● Challenge
Pick out all lines with the word "Dist" from the records that follow.

::::::::::

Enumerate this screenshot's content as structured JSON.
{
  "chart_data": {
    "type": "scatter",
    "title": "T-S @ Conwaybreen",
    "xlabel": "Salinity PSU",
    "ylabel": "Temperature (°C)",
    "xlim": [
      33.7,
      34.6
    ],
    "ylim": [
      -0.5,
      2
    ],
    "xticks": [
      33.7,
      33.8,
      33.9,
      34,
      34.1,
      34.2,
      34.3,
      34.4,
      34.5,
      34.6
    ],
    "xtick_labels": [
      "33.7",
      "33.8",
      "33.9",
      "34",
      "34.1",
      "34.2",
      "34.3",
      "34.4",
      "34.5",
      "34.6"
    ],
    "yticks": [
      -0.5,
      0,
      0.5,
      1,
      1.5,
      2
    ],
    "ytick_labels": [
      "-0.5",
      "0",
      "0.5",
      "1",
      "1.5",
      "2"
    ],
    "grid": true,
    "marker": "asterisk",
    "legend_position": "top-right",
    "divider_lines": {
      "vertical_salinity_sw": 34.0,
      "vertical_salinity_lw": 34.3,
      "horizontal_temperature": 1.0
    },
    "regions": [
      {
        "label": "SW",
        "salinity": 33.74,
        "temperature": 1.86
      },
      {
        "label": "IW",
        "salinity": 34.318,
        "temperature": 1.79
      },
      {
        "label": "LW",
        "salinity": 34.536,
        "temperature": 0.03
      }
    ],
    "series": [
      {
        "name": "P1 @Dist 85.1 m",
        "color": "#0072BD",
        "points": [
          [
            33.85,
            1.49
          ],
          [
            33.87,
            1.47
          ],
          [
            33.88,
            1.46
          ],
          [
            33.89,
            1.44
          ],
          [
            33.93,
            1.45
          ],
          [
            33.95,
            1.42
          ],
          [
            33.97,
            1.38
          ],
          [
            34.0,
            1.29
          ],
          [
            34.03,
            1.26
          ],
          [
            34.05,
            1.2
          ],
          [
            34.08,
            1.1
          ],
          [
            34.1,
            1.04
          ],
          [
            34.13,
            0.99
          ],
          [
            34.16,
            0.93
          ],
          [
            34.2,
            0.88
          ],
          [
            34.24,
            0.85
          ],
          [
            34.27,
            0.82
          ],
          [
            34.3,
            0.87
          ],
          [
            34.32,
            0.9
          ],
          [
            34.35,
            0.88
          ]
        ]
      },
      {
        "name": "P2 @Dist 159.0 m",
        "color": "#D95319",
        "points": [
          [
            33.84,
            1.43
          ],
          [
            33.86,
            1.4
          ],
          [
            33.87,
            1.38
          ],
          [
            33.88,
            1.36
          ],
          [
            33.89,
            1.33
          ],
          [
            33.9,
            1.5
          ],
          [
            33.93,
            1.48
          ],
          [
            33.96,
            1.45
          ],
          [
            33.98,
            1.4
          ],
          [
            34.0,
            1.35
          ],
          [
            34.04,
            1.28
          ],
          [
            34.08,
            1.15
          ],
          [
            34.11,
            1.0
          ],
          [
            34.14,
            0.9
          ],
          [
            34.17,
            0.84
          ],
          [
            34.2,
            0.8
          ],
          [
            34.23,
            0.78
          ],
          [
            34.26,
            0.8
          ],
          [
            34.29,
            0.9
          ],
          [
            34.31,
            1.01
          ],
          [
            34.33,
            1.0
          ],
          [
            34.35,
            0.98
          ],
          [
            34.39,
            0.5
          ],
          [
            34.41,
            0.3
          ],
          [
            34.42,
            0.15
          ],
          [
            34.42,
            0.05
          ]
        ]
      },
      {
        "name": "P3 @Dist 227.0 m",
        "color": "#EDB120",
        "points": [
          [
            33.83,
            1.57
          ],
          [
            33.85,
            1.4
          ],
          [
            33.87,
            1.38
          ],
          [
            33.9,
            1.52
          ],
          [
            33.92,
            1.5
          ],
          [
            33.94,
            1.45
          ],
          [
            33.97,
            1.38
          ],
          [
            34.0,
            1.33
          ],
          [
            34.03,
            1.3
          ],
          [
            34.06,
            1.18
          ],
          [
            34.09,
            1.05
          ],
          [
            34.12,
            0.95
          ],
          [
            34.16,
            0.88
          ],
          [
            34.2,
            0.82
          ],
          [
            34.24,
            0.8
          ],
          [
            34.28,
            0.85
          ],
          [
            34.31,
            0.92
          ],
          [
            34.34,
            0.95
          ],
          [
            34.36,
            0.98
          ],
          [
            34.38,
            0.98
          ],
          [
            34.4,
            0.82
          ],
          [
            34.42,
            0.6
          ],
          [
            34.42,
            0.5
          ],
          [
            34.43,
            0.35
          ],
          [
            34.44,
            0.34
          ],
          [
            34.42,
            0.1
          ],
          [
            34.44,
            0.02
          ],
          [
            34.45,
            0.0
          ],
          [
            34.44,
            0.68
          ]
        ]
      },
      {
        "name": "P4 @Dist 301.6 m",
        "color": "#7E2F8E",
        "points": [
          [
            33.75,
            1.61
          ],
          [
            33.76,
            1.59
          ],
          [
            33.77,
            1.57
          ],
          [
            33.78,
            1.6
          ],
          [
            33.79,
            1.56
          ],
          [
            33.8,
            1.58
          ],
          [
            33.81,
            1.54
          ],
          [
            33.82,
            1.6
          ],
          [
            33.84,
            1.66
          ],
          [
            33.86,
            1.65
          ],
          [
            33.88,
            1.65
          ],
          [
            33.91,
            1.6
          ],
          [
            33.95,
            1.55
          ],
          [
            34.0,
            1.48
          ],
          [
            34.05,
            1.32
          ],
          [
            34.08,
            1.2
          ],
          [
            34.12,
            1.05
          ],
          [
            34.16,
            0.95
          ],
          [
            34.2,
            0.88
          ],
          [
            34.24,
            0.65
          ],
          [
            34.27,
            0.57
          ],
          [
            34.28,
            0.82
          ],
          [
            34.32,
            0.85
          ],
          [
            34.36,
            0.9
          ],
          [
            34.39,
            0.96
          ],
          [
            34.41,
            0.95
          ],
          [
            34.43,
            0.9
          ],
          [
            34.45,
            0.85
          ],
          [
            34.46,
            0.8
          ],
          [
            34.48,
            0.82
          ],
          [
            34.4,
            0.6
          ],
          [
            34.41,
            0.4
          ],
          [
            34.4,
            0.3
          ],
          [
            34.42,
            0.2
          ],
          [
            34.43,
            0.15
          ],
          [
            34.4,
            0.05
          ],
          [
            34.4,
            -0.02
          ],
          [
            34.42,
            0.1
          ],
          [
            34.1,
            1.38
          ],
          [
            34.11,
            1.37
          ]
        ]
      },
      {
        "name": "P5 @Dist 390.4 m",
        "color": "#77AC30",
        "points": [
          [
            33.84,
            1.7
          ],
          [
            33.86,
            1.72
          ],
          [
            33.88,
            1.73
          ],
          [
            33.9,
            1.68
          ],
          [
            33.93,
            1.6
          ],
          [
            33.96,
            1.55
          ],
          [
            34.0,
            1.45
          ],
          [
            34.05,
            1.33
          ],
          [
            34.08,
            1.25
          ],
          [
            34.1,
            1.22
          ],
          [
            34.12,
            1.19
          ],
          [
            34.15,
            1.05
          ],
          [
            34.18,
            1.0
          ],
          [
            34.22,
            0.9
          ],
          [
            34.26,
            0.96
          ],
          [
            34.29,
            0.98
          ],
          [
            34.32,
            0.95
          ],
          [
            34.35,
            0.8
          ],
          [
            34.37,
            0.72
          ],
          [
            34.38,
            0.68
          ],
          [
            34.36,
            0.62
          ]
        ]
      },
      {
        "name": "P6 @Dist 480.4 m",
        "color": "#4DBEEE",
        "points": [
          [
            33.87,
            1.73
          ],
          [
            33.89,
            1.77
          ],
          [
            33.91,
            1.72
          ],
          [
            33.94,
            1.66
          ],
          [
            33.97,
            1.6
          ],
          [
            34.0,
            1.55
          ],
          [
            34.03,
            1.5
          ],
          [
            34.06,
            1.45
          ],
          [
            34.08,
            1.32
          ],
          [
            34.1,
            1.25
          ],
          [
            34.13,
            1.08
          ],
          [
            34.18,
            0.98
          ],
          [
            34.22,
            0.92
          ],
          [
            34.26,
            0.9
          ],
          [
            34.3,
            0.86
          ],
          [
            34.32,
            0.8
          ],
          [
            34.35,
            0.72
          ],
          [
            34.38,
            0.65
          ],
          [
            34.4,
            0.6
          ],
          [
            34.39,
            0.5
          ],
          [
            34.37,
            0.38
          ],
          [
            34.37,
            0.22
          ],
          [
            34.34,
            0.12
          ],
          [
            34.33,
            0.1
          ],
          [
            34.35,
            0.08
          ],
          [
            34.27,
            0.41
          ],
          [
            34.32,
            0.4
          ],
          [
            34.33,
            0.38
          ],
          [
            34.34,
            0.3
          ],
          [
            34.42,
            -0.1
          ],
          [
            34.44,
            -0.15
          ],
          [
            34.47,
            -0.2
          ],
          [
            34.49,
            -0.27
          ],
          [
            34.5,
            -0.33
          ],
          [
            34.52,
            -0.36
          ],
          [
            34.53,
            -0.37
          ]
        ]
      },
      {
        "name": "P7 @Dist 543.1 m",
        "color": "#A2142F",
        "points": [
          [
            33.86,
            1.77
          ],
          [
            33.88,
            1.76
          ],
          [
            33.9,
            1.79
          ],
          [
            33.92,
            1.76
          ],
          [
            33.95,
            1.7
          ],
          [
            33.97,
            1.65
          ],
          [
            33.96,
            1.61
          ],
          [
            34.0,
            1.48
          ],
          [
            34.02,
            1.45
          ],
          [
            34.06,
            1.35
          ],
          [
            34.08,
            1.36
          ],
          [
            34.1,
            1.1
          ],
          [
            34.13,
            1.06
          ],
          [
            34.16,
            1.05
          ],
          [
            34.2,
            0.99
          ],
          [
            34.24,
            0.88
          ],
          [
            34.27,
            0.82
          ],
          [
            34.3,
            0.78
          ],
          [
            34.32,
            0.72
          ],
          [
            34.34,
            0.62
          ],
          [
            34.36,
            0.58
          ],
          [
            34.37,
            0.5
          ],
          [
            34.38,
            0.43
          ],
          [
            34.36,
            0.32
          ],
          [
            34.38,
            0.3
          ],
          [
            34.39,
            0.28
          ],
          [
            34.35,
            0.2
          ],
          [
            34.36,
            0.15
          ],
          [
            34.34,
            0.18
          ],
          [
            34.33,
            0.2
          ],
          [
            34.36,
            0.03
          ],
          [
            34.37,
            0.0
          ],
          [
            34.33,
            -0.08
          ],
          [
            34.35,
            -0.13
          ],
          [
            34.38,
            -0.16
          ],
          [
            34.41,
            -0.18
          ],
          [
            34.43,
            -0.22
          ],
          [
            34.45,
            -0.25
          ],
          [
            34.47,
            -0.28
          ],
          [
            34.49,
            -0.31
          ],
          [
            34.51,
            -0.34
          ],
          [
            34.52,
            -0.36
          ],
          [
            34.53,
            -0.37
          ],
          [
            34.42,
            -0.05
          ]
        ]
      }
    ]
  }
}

::::::::::

● Result of this task
        "name": "P1 @Dist 85.1 m",
        "name": "P2 @Dist 159.0 m",
        "name": "P3 @Dist 227.0 m",
        "name": "P4 @Dist 301.6 m",
        "name": "P5 @Dist 390.4 m",
        "name": "P6 @Dist 480.4 m",
        "name": "P7 @Dist 543.1 m",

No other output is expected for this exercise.